Reproduce all entries verbatim, with nothing added or dropped.

— Start of EXTRACTED ENTRIES —

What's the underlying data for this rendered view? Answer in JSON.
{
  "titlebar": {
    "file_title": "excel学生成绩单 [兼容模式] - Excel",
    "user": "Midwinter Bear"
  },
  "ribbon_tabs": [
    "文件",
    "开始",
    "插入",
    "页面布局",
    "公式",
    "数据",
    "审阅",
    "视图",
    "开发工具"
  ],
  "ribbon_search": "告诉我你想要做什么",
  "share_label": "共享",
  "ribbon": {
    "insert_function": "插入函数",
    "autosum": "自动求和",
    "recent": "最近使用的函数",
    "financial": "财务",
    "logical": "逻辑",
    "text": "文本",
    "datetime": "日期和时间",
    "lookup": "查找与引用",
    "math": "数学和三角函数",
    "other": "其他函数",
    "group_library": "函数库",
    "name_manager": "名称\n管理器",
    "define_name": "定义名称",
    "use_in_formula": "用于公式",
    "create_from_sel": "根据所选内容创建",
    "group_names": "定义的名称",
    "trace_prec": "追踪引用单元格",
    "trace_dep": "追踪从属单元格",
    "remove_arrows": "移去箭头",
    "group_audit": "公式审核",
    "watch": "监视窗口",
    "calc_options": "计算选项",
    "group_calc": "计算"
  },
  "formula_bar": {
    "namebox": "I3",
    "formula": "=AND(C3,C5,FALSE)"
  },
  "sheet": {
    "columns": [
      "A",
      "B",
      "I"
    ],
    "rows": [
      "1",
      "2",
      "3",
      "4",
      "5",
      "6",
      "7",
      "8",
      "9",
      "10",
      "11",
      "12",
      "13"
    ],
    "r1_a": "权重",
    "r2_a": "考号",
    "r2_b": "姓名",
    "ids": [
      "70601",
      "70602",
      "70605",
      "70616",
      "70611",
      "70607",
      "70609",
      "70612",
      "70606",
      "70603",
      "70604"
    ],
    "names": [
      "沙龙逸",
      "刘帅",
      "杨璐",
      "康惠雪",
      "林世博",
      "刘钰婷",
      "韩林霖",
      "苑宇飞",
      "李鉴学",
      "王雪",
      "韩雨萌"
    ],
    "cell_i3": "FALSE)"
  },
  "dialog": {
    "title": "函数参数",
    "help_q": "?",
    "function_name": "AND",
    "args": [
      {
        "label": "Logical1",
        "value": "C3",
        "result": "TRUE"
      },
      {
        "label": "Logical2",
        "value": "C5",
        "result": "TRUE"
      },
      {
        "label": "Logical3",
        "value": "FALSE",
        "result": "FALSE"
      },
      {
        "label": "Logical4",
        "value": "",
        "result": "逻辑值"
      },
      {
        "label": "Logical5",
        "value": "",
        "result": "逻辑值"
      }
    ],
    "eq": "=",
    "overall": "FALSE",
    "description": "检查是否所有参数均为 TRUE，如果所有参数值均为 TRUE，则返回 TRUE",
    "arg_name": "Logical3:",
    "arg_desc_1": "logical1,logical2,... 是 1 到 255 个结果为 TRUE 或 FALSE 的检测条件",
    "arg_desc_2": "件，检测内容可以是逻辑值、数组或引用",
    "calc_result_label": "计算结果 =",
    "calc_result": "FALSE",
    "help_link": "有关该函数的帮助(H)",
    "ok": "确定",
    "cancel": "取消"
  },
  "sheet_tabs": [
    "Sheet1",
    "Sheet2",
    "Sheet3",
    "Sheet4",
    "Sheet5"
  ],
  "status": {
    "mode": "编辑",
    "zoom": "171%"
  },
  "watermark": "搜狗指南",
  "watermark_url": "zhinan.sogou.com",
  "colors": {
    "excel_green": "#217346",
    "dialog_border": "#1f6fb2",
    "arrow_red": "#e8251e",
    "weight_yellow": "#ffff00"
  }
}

— End of EXTRACTED ENTRIES —

(TASK RESULT):
What's the underlying data for this rendered view? Answer in JSON.
{
  "titlebar": {
    "file_title": "excel学生成绩单 [兼容模式] - Excel",
    "user": "Midwinter Bear"
  },
  "ribbon_tabs": [
    "文件",
    "开始",
    "插入",
    "页面布局",
    "公式",
    "数据",
    "审阅",
    "视图",
    "开发工具"
  ],
  "ribbon_search": "告诉我你想要做什么",
  "share_label": "共享",
  "ribbon": {
    "insert_function": "插入函数",
    "autosum": "自动求和",
    "recent": "最近使用的函数",
    "financial": "财务",
    "logical": "逻辑",
    "text": "文本",
    "datetime": "日期和时间",
    "lookup": "查找与引用",
    "math": "数学和三角函数",
    "other": "其他函数",
    "group_library": "函数库",
    "name_manager": "名称\n管理器",
    "define_name": "定义名称",
    "use_in_formula": "用于公式",
    "create_from_sel": "根据所选内容创建",
    "group_names": "定义的名称",
    "trace_prec": "追踪引用单元格",
    "trace_dep": "追踪从属单元格",
    "remove_arrows": "移去箭头",
    "group_audit": "公式审核",
    "watch": "监视窗口",
    "calc_options": "计算选项",
    "group_calc": "计算"
  },
  "formula_bar": {
    "namebox": "I3",
    "formula": "=AND(C3,C5,FALSE)"
  },
  "sheet": {
    "columns": [
      "A",
      "B",
      "I"
    ],
    "rows": [
      "1",
      "2",
      "3",
      "4",
      "5",
      "6",
      "7",
      "8",
      "9",
      "10",
      "11",
      "12",
      "13"
    ],
    "r1_a": "权重",
    "r2_a": "考号",
    "r2_b": "姓名",
    "ids": [
      "70601",
      "70602",
      "70605",
      "70616",
      "70611",
      "70607",
      "70609",
      "70612",
      "70606",
      "70603",
      "70604"
    ],
    "names": [
      "沙龙逸",
      "刘帅",
      "杨璐",
      "康惠雪",
      "林世博",
      "刘钰婷",
      "韩林霖",
      "苑宇飞",
      "李鉴学",
      "王雪",
      "韩雨萌"
    ],
    "cell_i3": "FALSE)"
  },
  "dialog": {
    "title": "函数参数",
    "help_q": "?",
    "function_name": "AND",
    "args": [
      {
        "label": "Logical1",
        "value": "C3",
        "result": "TRUE"
      },
      {
        "label": "Logical2",
        "value": "C5",
        "result": "TRUE"
      },
      {
        "label": "Logical3",
        "value": "FALSE",
        "result": "FALSE"
      },
      {
        "label": "Logical4",
        "value": "",
        "result": "逻辑值"
      },
      {
        "label": "Logical5",
        "value": "",
        "result": "逻辑值"
      }
    ],
    "eq": "=",
    "overall": "FALSE",
    "description": "检查是否所有参数均为 TRUE，如果所有参数值均为 TRUE，则返回 TRUE",
    "arg_name": "Logical3:",
    "arg_desc_1": "logical1,logical2,... 是 1 到 255 个结果为 TRUE 或 FALSE 的检测条件",
    "arg_desc_2": "件，检测内容可以是逻辑值、数组或引用",
    "calc_result_label": "计算结果 =",
    "calc_result": "FALSE",
    "help_link": "有关该函数的帮助(H)",
    "ok": "确定",
    "cancel": "取消"
  },
  "sheet_tabs": [
    "Sheet1",
    "Sheet2",
    "Sheet3",
    "Sheet4",
    "Sheet5"
  ],
  "status": {
    "mode": "编辑",
    "zoom": "171%"
  },
  "watermark": "搜狗指南",
  "watermark_url": "zhinan.sogou.com",
  "colors": {
    "excel_green": "#217346",
    "dialog_border": "#1f6fb2",
    "arrow_red": "#e8251e",
    "weight_yellow": "#ffff00"
  }
}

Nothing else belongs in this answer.